BEGIN Entries shown

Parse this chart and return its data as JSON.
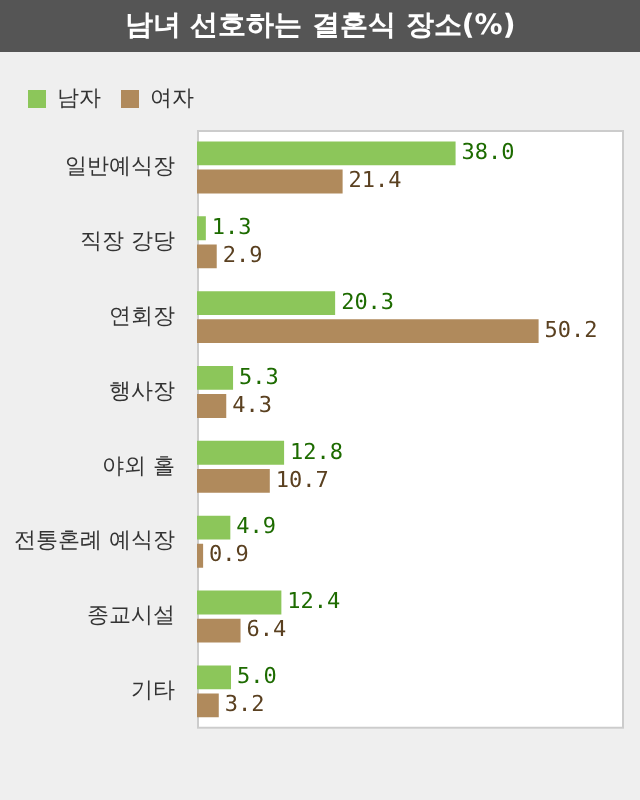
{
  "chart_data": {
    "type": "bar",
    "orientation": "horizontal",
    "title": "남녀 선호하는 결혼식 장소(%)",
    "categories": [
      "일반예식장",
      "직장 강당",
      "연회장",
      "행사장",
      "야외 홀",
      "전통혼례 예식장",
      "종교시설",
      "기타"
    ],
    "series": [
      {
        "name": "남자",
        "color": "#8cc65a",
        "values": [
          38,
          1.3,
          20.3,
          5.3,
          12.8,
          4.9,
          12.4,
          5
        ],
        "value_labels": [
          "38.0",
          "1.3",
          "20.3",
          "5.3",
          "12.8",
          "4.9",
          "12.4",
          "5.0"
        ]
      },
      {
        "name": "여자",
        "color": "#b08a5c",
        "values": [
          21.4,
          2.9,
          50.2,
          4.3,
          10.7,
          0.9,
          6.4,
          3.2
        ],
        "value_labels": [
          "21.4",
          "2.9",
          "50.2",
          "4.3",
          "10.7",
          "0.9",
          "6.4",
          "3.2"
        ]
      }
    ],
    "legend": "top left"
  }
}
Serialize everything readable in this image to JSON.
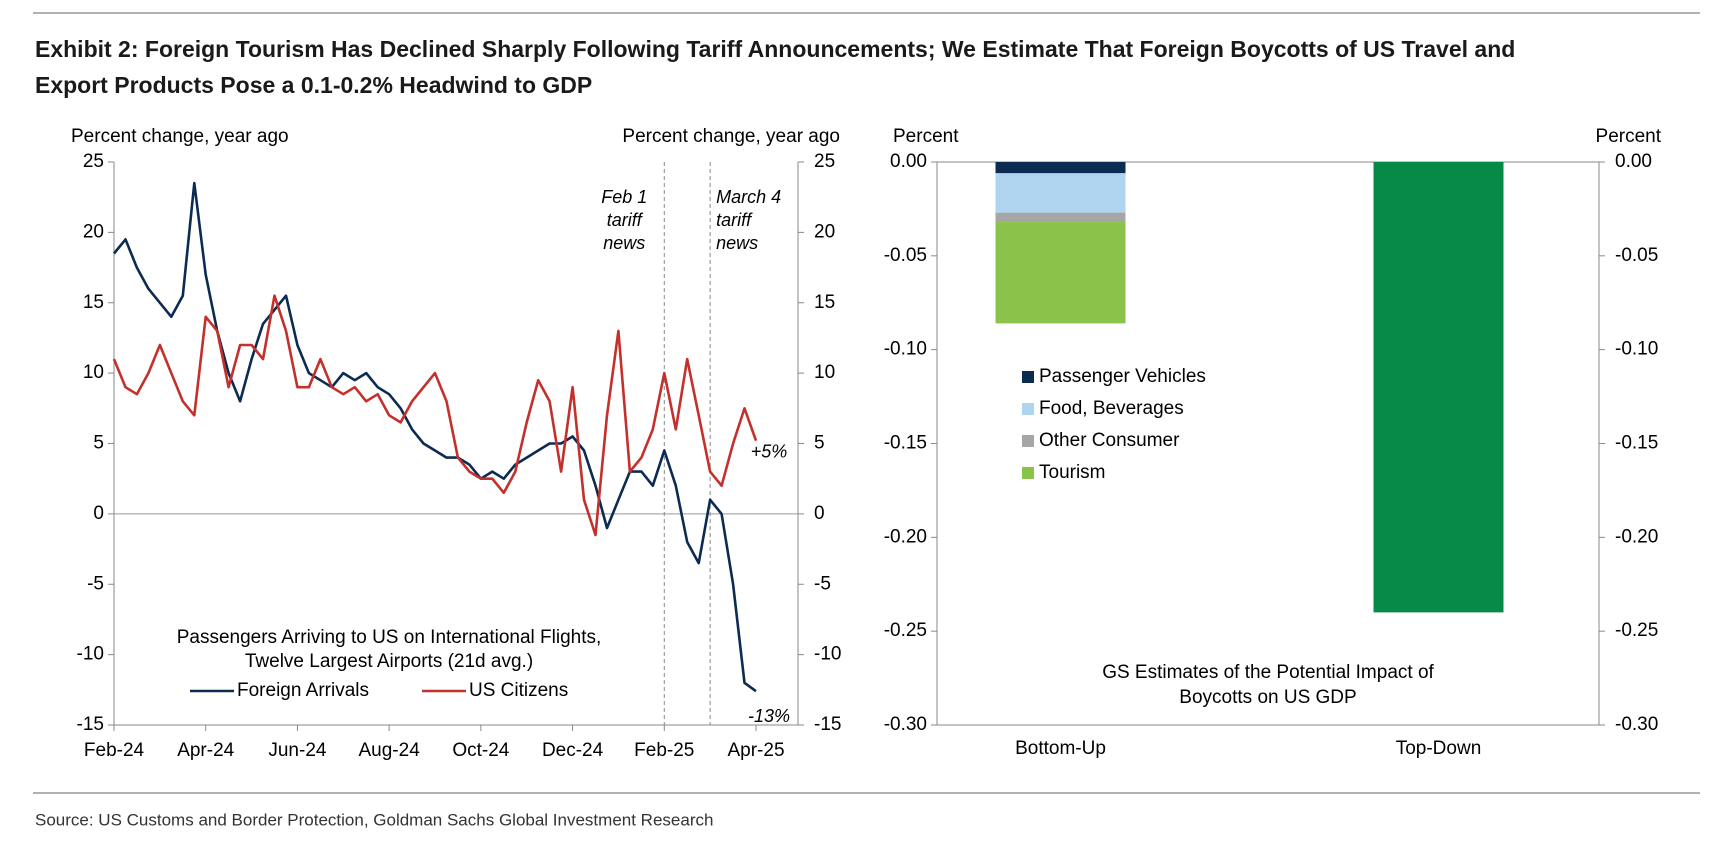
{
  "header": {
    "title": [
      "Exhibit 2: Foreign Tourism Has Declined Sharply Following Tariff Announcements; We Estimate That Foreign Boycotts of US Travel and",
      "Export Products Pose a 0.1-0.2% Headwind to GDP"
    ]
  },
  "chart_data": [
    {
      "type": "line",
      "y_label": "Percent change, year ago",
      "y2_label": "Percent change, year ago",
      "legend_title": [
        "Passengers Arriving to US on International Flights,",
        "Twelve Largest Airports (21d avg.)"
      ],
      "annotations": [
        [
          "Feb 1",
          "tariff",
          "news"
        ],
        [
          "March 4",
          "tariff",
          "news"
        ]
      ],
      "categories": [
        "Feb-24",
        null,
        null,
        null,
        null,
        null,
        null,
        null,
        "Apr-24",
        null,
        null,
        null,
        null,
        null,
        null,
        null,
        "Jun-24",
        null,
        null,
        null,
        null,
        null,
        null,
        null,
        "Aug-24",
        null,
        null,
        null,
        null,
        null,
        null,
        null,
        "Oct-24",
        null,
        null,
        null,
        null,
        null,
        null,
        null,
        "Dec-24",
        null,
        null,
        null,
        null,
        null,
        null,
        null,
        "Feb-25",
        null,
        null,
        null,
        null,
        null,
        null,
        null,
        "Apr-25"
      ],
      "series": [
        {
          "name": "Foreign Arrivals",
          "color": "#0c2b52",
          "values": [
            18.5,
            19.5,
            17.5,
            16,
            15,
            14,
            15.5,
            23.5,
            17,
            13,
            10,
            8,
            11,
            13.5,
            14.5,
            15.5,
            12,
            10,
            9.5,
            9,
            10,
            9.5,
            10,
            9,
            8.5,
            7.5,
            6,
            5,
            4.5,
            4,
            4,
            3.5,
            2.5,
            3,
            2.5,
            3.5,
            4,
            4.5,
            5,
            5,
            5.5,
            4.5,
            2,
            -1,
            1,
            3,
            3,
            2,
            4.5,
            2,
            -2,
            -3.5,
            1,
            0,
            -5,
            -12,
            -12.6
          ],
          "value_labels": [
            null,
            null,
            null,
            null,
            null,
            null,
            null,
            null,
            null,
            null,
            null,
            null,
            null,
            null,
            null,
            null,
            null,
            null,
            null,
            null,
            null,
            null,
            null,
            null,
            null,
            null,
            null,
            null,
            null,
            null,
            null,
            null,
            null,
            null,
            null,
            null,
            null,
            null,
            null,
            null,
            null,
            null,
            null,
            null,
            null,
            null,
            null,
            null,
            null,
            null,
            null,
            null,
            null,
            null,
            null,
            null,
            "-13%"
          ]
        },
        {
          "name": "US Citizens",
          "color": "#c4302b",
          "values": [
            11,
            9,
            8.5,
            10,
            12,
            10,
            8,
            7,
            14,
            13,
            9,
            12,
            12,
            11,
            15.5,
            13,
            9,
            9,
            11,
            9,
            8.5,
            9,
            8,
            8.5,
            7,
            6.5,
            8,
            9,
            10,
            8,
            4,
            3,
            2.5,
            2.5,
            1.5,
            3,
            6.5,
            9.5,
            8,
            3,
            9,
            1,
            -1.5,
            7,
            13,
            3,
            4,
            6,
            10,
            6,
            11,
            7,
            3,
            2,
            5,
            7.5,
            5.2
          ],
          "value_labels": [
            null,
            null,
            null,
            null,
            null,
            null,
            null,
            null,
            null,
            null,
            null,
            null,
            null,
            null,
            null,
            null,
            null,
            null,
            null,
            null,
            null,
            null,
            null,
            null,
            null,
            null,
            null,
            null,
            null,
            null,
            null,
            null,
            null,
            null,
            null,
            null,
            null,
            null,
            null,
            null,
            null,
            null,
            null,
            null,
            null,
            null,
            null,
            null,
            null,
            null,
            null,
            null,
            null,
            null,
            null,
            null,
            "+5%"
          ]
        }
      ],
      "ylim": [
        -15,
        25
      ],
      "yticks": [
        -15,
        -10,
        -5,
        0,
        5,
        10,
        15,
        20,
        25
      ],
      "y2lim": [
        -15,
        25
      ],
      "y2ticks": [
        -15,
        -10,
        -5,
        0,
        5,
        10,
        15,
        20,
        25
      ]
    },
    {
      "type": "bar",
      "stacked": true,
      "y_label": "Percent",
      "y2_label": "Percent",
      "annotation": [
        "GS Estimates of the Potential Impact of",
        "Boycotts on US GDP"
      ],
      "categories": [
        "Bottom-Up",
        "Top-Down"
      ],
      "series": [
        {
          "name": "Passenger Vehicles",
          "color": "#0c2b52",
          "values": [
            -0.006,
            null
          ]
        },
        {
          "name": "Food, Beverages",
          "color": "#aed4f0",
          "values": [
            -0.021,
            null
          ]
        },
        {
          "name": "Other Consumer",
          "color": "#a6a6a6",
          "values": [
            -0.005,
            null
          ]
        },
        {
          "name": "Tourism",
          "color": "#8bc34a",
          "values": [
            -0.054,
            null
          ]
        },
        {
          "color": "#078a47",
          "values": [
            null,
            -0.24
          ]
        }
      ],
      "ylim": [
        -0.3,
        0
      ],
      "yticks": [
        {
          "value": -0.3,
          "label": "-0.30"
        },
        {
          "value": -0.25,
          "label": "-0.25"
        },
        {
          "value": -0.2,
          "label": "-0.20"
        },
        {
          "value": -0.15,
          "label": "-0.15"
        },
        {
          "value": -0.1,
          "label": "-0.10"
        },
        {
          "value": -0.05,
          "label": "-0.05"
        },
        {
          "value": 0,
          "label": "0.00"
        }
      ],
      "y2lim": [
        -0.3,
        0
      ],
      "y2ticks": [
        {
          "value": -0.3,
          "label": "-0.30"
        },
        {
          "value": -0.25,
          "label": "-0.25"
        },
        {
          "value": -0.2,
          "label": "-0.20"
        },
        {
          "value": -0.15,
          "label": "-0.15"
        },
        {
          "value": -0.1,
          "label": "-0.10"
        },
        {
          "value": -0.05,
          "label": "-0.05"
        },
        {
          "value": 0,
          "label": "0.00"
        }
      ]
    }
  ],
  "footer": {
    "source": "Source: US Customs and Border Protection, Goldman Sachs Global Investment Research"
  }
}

END Entries shown
BEGIN Entries shown

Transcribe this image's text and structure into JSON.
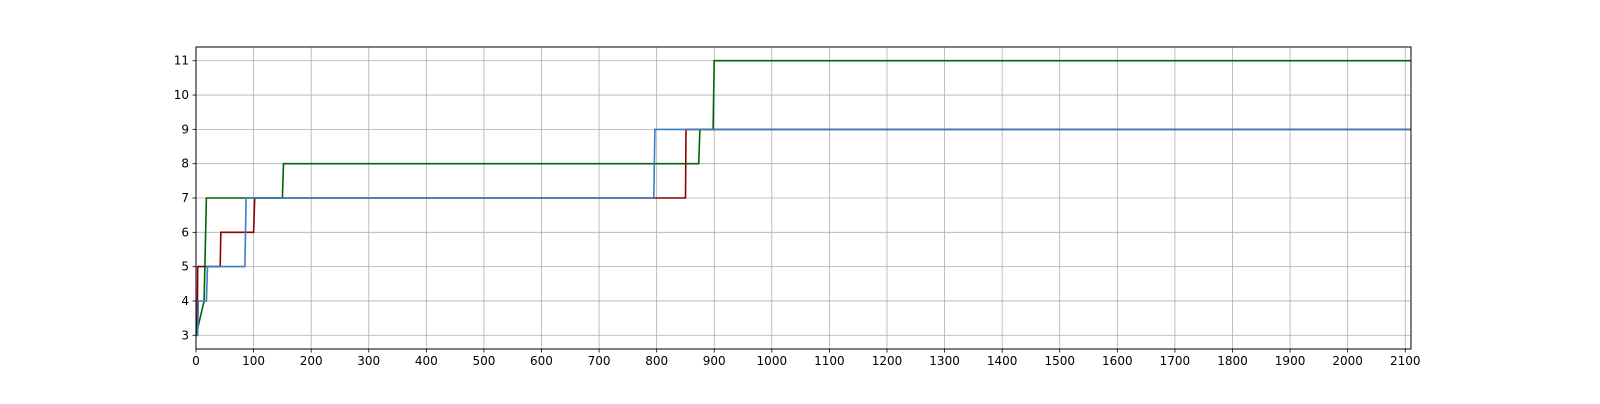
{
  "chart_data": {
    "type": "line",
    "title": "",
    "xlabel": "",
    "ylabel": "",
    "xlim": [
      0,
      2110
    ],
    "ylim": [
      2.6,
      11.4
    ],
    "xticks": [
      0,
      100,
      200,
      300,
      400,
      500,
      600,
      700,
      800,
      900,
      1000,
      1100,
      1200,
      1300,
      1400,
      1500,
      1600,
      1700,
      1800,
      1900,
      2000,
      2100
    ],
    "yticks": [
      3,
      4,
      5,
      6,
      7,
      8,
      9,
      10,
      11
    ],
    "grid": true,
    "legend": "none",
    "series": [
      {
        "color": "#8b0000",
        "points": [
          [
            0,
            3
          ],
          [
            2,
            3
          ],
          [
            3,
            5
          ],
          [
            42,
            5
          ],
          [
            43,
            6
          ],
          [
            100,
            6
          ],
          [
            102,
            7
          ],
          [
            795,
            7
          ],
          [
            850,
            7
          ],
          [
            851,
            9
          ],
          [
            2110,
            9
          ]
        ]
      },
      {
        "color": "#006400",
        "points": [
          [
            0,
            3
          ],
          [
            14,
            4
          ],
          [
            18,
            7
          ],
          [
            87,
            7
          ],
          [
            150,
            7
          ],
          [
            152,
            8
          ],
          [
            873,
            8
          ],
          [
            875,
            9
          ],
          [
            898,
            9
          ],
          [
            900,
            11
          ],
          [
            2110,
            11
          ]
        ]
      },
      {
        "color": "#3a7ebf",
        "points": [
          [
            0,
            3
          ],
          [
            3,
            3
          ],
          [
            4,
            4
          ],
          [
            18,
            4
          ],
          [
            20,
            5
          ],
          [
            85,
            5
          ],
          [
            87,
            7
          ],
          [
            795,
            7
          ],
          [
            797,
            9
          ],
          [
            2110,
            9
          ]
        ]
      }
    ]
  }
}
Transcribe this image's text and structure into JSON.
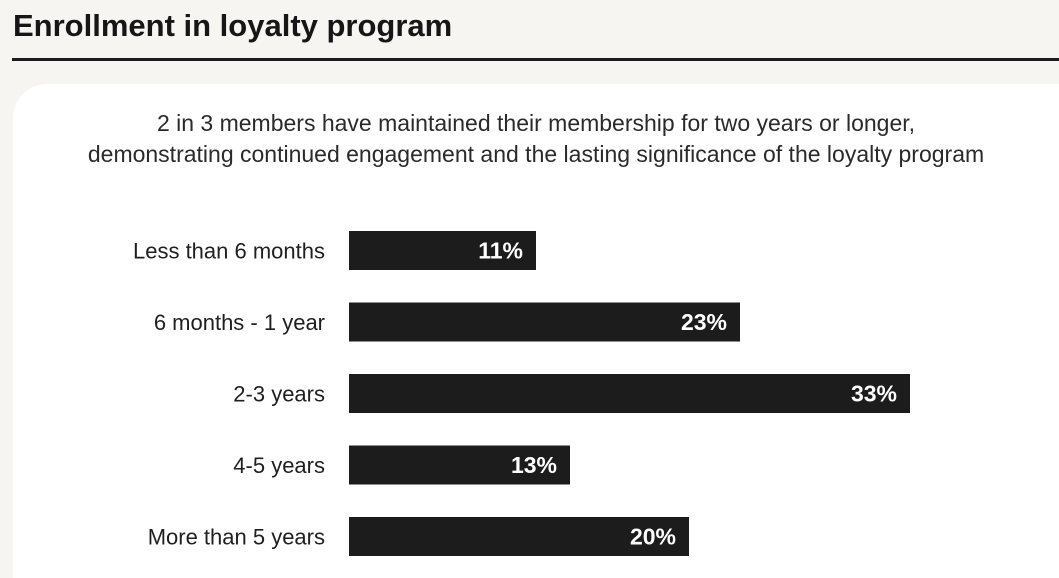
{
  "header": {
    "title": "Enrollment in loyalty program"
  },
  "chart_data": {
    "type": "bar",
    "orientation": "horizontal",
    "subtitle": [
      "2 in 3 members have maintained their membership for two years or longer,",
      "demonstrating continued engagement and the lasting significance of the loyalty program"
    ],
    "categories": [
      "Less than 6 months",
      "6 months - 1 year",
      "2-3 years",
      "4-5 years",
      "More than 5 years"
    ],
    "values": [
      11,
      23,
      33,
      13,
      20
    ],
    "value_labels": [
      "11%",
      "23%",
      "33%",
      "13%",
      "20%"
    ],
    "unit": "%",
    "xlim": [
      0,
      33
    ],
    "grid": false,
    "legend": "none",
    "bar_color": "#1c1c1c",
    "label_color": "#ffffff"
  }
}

END Entries shown

**Exercise goal**. Copy out every line of the data that includes "Percent".

**The answer**.
      "y_label": "Percent change, year ago",
      "y2_label": "Percent change, year ago",
      "y_label": "Percent",
      "y2_label": "Percent",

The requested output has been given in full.